*Exercise task*. The listing below is the input. Say how many of its lines contain "pattern", giving the number alone.

*Extracts from a graphics dataset*.

## begin

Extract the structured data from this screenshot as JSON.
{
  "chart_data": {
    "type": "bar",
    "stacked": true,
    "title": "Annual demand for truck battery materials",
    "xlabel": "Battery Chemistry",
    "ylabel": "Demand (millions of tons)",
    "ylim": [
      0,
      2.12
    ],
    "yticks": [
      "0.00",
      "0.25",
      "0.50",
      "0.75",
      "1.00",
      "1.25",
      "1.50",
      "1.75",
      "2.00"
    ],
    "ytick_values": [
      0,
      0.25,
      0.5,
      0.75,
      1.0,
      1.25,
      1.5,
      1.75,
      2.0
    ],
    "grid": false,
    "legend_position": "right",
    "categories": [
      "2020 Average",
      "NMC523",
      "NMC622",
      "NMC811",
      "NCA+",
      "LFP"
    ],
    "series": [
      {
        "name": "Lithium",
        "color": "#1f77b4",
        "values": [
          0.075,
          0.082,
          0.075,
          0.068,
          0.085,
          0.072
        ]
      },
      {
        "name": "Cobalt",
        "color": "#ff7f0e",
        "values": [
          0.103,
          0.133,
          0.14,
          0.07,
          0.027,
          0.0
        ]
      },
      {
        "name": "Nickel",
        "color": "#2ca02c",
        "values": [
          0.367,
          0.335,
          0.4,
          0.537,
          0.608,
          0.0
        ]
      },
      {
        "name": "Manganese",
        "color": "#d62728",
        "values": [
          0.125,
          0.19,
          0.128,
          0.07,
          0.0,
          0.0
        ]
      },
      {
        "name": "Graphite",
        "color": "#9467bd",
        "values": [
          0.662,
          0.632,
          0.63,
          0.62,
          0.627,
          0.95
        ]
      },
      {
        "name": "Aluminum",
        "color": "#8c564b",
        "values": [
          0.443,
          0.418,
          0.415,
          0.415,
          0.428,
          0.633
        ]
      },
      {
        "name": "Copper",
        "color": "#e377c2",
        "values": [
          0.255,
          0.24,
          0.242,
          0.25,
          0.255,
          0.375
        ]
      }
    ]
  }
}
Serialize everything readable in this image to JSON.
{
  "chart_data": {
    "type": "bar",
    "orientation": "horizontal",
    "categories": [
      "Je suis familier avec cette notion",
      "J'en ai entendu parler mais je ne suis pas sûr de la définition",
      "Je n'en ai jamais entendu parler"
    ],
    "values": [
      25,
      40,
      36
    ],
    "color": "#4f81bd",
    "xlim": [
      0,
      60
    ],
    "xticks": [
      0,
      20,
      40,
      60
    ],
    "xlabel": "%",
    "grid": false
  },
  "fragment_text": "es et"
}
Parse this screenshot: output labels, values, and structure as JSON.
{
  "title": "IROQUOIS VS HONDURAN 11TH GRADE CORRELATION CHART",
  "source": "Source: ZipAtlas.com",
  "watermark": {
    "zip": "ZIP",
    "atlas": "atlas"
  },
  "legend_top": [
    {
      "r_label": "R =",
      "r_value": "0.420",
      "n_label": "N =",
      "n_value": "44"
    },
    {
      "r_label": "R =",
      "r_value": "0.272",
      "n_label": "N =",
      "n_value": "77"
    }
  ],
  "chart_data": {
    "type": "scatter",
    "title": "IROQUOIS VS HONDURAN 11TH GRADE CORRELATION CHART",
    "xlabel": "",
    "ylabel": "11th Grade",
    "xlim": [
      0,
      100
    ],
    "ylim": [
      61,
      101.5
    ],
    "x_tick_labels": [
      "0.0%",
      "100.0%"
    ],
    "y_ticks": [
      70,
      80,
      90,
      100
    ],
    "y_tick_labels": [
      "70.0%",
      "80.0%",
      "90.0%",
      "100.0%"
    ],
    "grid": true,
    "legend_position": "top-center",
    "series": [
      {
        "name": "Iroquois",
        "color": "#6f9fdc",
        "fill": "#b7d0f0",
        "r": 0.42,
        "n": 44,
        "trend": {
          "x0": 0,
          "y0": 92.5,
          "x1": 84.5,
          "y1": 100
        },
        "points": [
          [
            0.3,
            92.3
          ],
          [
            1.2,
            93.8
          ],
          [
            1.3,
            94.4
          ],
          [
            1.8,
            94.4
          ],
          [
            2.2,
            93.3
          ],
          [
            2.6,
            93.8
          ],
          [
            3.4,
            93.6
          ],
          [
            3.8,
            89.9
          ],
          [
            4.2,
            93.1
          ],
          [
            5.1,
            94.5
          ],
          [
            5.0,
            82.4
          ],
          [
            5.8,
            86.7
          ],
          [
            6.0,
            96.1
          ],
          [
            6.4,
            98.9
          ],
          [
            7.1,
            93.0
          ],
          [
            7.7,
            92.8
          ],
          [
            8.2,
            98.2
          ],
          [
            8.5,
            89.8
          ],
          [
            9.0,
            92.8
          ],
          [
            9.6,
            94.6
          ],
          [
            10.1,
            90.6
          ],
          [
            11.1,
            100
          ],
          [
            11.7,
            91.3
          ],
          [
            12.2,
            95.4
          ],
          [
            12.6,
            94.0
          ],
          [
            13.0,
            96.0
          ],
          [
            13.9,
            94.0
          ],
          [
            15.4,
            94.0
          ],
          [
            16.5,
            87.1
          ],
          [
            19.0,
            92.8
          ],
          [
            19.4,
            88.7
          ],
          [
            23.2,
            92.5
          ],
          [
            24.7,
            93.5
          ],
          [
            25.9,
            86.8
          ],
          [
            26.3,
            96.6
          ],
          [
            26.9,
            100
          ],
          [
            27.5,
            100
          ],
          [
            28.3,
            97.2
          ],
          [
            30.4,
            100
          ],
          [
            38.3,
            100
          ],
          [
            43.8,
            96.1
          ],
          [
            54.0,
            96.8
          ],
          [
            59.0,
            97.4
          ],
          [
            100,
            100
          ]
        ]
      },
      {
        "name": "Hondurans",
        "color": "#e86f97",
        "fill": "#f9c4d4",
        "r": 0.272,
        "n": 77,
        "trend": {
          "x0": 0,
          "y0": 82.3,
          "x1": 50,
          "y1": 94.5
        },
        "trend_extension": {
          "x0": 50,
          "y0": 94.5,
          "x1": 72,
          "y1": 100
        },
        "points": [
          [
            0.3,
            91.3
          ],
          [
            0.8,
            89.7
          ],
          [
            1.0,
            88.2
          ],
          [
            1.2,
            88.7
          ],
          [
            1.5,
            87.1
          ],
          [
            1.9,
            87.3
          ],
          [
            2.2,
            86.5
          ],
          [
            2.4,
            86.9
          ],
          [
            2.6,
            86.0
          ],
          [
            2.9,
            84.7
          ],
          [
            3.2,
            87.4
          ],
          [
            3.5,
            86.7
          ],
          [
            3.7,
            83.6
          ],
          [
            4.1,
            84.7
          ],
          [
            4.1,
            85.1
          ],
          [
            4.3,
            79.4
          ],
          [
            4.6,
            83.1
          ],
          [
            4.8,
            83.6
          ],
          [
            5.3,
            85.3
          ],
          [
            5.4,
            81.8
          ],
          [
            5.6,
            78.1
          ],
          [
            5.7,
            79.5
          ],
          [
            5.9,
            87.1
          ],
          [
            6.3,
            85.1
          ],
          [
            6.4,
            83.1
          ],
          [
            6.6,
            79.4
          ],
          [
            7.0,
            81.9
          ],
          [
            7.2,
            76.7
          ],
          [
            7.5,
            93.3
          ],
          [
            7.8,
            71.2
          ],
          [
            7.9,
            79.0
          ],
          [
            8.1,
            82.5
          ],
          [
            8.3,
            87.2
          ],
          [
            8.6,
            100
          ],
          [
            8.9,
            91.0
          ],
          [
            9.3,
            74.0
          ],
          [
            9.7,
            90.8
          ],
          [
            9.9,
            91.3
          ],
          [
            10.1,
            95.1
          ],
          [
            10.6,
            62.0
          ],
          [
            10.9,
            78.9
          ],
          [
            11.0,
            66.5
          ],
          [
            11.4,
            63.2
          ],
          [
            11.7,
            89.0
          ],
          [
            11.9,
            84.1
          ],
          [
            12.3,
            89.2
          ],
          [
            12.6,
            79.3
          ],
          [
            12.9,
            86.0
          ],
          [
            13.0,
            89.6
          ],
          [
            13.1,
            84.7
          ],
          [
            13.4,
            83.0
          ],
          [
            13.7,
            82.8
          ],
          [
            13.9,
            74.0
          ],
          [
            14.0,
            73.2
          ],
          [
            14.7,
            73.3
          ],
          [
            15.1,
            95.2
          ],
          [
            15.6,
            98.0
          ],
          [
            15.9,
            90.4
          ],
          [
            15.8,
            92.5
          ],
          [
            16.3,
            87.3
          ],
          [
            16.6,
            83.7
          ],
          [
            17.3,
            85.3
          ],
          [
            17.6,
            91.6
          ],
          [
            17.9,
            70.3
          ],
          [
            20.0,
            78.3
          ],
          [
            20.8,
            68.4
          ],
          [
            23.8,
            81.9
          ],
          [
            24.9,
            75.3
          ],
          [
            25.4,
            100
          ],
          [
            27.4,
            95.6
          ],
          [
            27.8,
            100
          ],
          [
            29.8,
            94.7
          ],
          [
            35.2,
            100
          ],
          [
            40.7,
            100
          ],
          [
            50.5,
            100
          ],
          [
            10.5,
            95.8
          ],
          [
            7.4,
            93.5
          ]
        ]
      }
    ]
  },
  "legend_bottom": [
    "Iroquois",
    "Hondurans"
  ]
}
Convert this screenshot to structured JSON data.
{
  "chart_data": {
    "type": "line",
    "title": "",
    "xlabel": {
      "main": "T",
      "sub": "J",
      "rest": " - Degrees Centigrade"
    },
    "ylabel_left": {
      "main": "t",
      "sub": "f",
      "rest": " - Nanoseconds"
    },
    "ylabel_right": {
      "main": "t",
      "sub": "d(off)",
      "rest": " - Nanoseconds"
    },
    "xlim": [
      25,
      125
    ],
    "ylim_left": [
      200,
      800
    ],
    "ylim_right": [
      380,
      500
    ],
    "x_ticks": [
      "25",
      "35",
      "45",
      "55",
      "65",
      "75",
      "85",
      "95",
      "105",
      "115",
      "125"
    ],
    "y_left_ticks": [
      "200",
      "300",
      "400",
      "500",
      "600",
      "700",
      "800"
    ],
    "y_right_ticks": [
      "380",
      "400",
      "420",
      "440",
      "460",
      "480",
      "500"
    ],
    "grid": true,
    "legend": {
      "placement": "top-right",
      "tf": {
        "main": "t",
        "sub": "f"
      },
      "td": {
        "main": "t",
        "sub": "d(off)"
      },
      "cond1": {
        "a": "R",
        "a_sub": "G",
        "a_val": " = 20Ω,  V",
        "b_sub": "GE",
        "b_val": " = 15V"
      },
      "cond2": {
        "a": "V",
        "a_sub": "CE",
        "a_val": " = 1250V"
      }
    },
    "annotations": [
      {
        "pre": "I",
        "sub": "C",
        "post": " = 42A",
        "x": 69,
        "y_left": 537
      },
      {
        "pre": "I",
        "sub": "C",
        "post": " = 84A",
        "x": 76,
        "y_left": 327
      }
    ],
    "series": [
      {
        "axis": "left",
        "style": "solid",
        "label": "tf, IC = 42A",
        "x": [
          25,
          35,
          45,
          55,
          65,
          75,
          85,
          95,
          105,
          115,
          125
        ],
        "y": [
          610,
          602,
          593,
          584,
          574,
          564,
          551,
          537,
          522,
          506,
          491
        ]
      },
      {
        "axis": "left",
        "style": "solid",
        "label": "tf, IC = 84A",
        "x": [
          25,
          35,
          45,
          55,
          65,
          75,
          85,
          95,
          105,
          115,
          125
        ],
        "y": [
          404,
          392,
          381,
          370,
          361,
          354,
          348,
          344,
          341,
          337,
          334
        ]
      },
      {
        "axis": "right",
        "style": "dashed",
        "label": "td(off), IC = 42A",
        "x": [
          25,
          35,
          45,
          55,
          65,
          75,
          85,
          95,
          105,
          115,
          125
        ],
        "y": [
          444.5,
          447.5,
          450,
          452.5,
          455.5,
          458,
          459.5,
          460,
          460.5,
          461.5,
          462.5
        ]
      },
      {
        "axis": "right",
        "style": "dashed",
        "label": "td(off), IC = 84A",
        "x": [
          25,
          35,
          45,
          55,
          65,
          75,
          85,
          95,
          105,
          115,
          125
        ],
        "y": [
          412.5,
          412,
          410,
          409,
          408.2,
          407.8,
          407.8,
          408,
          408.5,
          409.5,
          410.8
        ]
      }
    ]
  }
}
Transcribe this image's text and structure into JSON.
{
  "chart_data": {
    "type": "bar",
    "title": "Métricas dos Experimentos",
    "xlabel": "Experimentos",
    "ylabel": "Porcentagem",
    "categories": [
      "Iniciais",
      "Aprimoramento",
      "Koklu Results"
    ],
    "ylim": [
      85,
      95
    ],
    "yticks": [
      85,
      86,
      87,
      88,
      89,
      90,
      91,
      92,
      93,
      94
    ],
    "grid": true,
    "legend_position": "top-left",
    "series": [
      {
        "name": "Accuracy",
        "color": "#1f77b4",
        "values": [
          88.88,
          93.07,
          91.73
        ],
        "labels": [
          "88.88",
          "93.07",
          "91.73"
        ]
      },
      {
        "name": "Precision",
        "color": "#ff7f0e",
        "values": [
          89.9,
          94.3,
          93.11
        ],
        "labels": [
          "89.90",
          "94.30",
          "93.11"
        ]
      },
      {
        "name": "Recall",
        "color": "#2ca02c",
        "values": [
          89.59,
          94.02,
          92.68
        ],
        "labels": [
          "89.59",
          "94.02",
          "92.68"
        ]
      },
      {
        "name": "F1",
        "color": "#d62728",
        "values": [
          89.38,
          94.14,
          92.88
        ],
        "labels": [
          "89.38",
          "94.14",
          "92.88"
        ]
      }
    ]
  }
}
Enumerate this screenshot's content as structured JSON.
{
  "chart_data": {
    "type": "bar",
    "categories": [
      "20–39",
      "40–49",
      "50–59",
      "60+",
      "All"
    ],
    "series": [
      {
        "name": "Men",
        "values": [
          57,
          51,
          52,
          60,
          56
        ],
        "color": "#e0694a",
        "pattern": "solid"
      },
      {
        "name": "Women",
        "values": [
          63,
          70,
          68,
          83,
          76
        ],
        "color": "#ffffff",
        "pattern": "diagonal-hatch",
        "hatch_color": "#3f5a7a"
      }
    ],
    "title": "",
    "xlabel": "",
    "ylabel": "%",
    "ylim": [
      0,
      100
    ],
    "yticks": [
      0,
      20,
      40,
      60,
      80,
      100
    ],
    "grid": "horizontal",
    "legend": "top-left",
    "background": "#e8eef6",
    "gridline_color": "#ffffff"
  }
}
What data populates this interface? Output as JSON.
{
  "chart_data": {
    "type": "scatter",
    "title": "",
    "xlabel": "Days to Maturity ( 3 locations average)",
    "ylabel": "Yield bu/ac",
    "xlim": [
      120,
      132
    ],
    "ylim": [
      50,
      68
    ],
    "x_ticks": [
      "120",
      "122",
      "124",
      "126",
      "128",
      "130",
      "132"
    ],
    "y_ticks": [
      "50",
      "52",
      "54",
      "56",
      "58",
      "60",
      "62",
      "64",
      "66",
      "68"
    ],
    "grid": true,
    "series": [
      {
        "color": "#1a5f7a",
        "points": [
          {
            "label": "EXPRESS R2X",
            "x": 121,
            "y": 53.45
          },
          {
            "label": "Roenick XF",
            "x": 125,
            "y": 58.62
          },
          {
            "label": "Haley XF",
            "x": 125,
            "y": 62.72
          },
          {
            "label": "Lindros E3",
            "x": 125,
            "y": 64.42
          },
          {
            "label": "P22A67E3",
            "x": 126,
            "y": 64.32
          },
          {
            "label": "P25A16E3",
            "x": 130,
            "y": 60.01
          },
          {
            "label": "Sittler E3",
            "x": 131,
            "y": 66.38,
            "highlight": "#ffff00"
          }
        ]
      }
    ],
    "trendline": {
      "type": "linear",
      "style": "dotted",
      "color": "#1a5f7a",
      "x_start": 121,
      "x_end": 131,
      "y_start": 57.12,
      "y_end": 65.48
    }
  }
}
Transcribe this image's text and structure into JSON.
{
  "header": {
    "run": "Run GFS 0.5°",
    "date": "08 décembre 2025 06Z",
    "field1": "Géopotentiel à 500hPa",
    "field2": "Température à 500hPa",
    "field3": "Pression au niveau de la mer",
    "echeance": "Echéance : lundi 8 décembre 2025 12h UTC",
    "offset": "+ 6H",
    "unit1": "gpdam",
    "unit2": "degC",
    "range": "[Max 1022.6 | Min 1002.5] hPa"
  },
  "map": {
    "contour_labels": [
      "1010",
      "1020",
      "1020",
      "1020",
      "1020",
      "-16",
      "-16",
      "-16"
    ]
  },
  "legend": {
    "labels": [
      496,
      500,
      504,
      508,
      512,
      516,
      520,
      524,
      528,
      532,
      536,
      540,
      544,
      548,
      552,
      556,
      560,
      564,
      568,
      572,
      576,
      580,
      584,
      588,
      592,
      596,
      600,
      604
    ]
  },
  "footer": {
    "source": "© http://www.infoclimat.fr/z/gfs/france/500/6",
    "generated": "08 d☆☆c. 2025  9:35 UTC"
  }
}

## end

*Exercise solution*. 2